> _Given request_
Leave out the pictures; transcribe all else exactly.

> _Supplied information_
================
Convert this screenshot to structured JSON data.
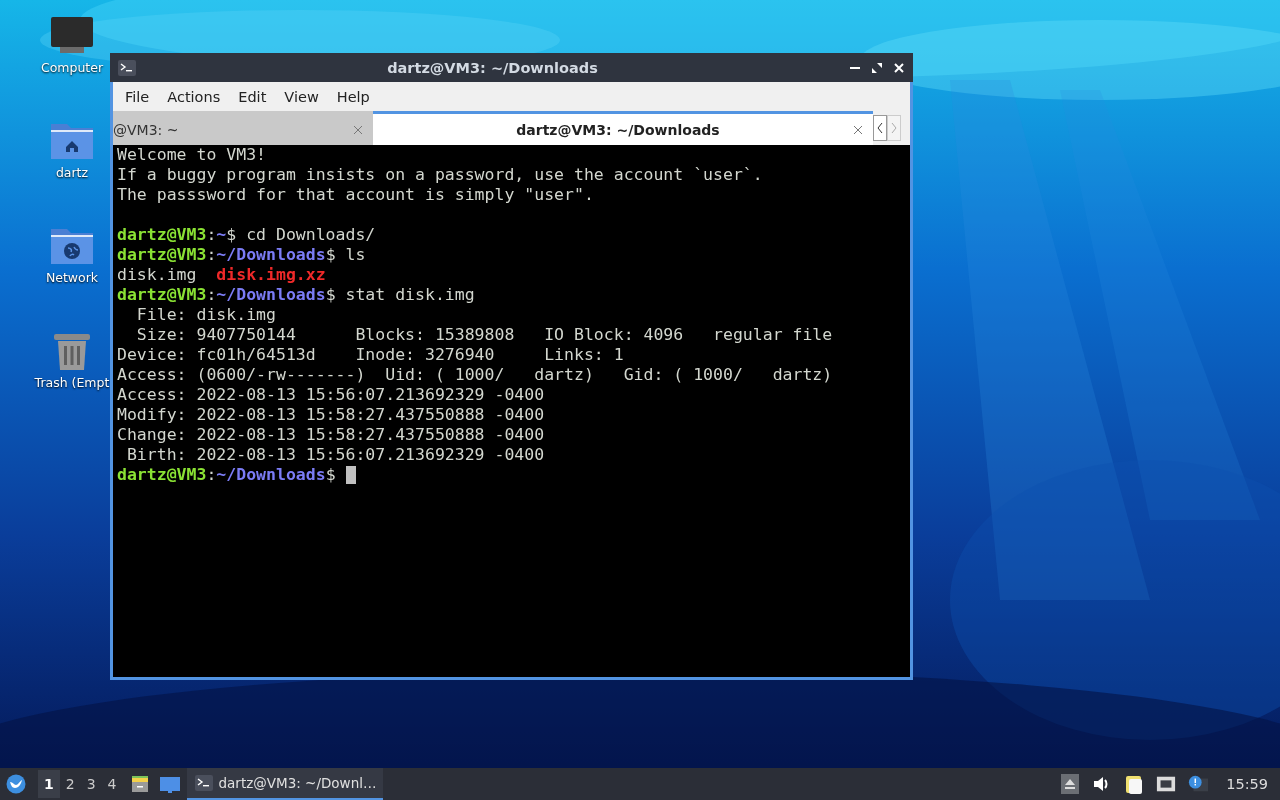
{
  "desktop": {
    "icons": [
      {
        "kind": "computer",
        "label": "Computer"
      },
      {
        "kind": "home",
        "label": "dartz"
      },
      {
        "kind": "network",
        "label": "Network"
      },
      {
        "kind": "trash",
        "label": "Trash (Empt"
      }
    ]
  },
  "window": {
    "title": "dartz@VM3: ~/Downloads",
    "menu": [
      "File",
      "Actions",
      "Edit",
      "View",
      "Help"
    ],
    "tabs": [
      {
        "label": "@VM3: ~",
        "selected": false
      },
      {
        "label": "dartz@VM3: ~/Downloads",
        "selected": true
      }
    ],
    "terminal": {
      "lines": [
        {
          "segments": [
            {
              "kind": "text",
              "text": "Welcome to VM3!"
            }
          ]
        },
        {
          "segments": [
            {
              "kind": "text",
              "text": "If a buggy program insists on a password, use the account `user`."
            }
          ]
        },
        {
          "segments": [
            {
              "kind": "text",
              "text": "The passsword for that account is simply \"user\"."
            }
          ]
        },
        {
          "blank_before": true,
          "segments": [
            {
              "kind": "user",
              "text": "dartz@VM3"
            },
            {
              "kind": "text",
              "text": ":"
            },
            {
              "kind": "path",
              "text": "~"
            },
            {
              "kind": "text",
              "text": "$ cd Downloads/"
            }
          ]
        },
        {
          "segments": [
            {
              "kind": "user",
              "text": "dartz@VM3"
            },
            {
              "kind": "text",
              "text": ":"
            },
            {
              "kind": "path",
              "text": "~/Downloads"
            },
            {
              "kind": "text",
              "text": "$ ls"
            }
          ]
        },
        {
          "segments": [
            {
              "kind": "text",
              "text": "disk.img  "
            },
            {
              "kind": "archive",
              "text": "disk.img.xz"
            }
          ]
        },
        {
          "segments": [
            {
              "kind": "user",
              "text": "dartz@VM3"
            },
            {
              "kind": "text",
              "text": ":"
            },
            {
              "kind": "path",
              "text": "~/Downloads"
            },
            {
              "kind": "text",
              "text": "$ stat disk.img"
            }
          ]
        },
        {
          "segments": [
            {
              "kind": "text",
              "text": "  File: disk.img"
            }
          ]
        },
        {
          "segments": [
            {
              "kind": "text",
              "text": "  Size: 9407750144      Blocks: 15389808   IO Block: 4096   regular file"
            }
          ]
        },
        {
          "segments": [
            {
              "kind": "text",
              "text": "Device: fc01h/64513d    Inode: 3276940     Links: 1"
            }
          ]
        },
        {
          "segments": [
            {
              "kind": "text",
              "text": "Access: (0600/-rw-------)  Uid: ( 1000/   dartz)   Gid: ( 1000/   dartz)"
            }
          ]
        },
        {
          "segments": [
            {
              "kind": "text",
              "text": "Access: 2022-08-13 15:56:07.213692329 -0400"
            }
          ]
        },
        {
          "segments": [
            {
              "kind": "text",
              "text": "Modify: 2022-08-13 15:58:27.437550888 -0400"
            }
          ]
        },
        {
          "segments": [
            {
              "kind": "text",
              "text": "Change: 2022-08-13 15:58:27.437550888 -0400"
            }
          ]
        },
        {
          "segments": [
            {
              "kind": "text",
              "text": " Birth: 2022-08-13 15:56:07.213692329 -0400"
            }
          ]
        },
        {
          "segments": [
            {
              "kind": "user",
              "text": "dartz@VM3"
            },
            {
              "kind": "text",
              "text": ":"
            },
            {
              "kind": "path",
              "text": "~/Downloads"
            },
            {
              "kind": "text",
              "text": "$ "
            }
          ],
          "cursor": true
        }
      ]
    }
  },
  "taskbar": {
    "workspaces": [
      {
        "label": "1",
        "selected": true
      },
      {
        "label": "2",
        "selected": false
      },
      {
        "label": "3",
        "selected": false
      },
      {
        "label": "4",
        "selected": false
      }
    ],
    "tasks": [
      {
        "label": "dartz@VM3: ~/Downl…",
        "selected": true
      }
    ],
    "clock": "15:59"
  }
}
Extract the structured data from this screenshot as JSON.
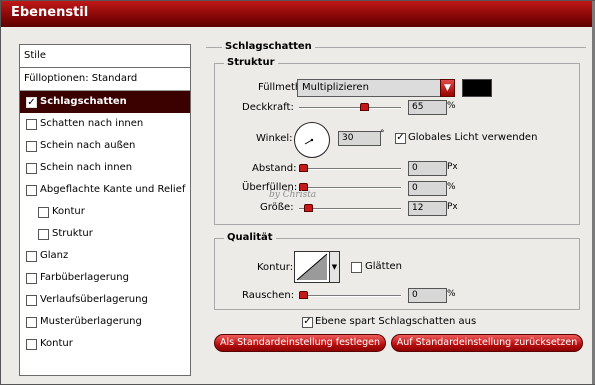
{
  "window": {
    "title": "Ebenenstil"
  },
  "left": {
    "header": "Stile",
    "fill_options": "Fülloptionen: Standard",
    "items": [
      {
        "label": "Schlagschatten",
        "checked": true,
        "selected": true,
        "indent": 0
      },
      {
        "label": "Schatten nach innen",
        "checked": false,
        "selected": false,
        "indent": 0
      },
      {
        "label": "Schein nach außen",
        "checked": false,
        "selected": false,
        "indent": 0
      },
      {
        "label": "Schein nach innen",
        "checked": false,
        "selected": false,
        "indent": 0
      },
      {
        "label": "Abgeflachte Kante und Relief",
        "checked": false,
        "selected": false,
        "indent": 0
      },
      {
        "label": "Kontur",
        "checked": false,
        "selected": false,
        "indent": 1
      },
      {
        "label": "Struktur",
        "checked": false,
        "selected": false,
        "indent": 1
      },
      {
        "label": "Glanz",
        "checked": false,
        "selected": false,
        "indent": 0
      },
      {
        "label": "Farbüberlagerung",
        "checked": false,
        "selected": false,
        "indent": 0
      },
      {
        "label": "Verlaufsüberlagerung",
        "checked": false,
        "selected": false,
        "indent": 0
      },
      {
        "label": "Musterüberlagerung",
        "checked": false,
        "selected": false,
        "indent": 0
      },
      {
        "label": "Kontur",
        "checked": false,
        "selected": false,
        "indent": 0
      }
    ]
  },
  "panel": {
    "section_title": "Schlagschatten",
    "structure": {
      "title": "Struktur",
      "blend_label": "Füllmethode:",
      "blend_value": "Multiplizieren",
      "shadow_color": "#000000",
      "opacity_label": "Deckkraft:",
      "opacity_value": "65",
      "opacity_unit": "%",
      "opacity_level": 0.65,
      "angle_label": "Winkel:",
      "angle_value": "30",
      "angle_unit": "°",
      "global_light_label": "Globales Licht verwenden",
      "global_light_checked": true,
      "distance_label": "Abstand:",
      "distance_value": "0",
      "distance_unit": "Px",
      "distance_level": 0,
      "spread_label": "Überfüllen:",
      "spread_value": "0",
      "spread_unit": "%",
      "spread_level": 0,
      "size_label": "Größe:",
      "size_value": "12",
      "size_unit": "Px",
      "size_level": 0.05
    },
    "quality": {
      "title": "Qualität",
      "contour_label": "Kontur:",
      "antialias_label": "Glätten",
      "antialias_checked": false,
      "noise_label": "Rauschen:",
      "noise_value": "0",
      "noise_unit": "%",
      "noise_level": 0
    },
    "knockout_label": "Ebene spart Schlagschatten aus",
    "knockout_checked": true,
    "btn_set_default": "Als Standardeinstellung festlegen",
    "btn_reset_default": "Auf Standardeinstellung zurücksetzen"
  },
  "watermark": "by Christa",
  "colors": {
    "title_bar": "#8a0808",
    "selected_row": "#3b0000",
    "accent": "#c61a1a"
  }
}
================
> _Complete output_
Convert this screenshot to structured JSON data.
{
  "desktop": {
    "icons": [
      {
        "kind": "computer",
        "label": "Computer"
      },
      {
        "kind": "home",
        "label": "dartz"
      },
      {
        "kind": "network",
        "label": "Network"
      },
      {
        "kind": "trash",
        "label": "Trash (Empt"
      }
    ]
  },
  "window": {
    "title": "dartz@VM3: ~/Downloads",
    "menu": [
      "File",
      "Actions",
      "Edit",
      "View",
      "Help"
    ],
    "tabs": [
      {
        "label": "@VM3: ~",
        "selected": false
      },
      {
        "label": "dartz@VM3: ~/Downloads",
        "selected": true
      }
    ],
    "terminal": {
      "lines": [
        {
          "segments": [
            {
              "kind": "text",
              "text": "Welcome to VM3!"
            }
          ]
        },
        {
          "segments": [
            {
              "kind": "text",
              "text": "If a buggy program insists on a password, use the account `user`."
            }
          ]
        },
        {
          "segments": [
            {
              "kind": "text",
              "text": "The passsword for that account is simply \"user\"."
            }
          ]
        },
        {
          "blank_before": true,
          "segments": [
            {
              "kind": "user",
              "text": "dartz@VM3"
            },
            {
              "kind": "text",
              "text": ":"
            },
            {
              "kind": "path",
              "text": "~"
            },
            {
              "kind": "text",
              "text": "$ cd Downloads/"
            }
          ]
        },
        {
          "segments": [
            {
              "kind": "user",
              "text": "dartz@VM3"
            },
            {
              "kind": "text",
              "text": ":"
            },
            {
              "kind": "path",
              "text": "~/Downloads"
            },
            {
              "kind": "text",
              "text": "$ ls"
            }
          ]
        },
        {
          "segments": [
            {
              "kind": "text",
              "text": "disk.img  "
            },
            {
              "kind": "archive",
              "text": "disk.img.xz"
            }
          ]
        },
        {
          "segments": [
            {
              "kind": "user",
              "text": "dartz@VM3"
            },
            {
              "kind": "text",
              "text": ":"
            },
            {
              "kind": "path",
              "text": "~/Downloads"
            },
            {
              "kind": "text",
              "text": "$ stat disk.img"
            }
          ]
        },
        {
          "segments": [
            {
              "kind": "text",
              "text": "  File: disk.img"
            }
          ]
        },
        {
          "segments": [
            {
              "kind": "text",
              "text": "  Size: 9407750144      Blocks: 15389808   IO Block: 4096   regular file"
            }
          ]
        },
        {
          "segments": [
            {
              "kind": "text",
              "text": "Device: fc01h/64513d    Inode: 3276940     Links: 1"
            }
          ]
        },
        {
          "segments": [
            {
              "kind": "text",
              "text": "Access: (0600/-rw-------)  Uid: ( 1000/   dartz)   Gid: ( 1000/   dartz)"
            }
          ]
        },
        {
          "segments": [
            {
              "kind": "text",
              "text": "Access: 2022-08-13 15:56:07.213692329 -0400"
            }
          ]
        },
        {
          "segments": [
            {
              "kind": "text",
              "text": "Modify: 2022-08-13 15:58:27.437550888 -0400"
            }
          ]
        },
        {
          "segments": [
            {
              "kind": "text",
              "text": "Change: 2022-08-13 15:58:27.437550888 -0400"
            }
          ]
        },
        {
          "segments": [
            {
              "kind": "text",
              "text": " Birth: 2022-08-13 15:56:07.213692329 -0400"
            }
          ]
        },
        {
          "segments": [
            {
              "kind": "user",
              "text": "dartz@VM3"
            },
            {
              "kind": "text",
              "text": ":"
            },
            {
              "kind": "path",
              "text": "~/Downloads"
            },
            {
              "kind": "text",
              "text": "$ "
            }
          ],
          "cursor": true
        }
      ]
    }
  },
  "taskbar": {
    "workspaces": [
      {
        "label": "1",
        "selected": true
      },
      {
        "label": "2",
        "selected": false
      },
      {
        "label": "3",
        "selected": false
      },
      {
        "label": "4",
        "selected": false
      }
    ],
    "tasks": [
      {
        "label": "dartz@VM3: ~/Downl…",
        "selected": true
      }
    ],
    "clock": "15:59"
  }
}
Extract the structured data from this screenshot as JSON.
{
  "window": {
    "title": "Ebenenstil"
  },
  "left": {
    "header": "Stile",
    "fill_options": "Fülloptionen: Standard",
    "items": [
      {
        "label": "Schlagschatten",
        "checked": true,
        "selected": true,
        "indent": 0
      },
      {
        "label": "Schatten nach innen",
        "checked": false,
        "selected": false,
        "indent": 0
      },
      {
        "label": "Schein nach außen",
        "checked": false,
        "selected": false,
        "indent": 0
      },
      {
        "label": "Schein nach innen",
        "checked": false,
        "selected": false,
        "indent": 0
      },
      {
        "label": "Abgeflachte Kante und Relief",
        "checked": false,
        "selected": false,
        "indent": 0
      },
      {
        "label": "Kontur",
        "checked": false,
        "selected": false,
        "indent": 1
      },
      {
        "label": "Struktur",
        "checked": false,
        "selected": false,
        "indent": 1
      },
      {
        "label": "Glanz",
        "checked": false,
        "selected": false,
        "indent": 0
      },
      {
        "label": "Farbüberlagerung",
        "checked": false,
        "selected": false,
        "indent": 0
      },
      {
        "label": "Verlaufsüberlagerung",
        "checked": false,
        "selected": false,
        "indent": 0
      },
      {
        "label": "Musterüberlagerung",
        "checked": false,
        "selected": false,
        "indent": 0
      },
      {
        "label": "Kontur",
        "checked": false,
        "selected": false,
        "indent": 0
      }
    ]
  },
  "panel": {
    "section_title": "Schlagschatten",
    "structure": {
      "title": "Struktur",
      "blend_label": "Füllmethode:",
      "blend_value": "Multiplizieren",
      "shadow_color": "#000000",
      "opacity_label": "Deckkraft:",
      "opacity_value": "65",
      "opacity_unit": "%",
      "opacity_level": 0.65,
      "angle_label": "Winkel:",
      "angle_value": "30",
      "angle_unit": "°",
      "global_light_label": "Globales Licht verwenden",
      "global_light_checked": true,
      "distance_label": "Abstand:",
      "distance_value": "0",
      "distance_unit": "Px",
      "distance_level": 0,
      "spread_label": "Überfüllen:",
      "spread_value": "0",
      "spread_unit": "%",
      "spread_level": 0,
      "size_label": "Größe:",
      "size_value": "12",
      "size_unit": "Px",
      "size_level": 0.05
    },
    "quality": {
      "title": "Qualität",
      "contour_label": "Kontur:",
      "antialias_label": "Glätten",
      "antialias_checked": false,
      "noise_label": "Rauschen:",
      "noise_value": "0",
      "noise_unit": "%",
      "noise_level": 0
    },
    "knockout_label": "Ebene spart Schlagschatten aus",
    "knockout_checked": true,
    "btn_set_default": "Als Standardeinstellung festlegen",
    "btn_reset_default": "Auf Standardeinstellung zurücksetzen"
  },
  "watermark": "by Christa",
  "colors": {
    "title_bar": "#8a0808",
    "selected_row": "#3b0000",
    "accent": "#c61a1a"
  }
}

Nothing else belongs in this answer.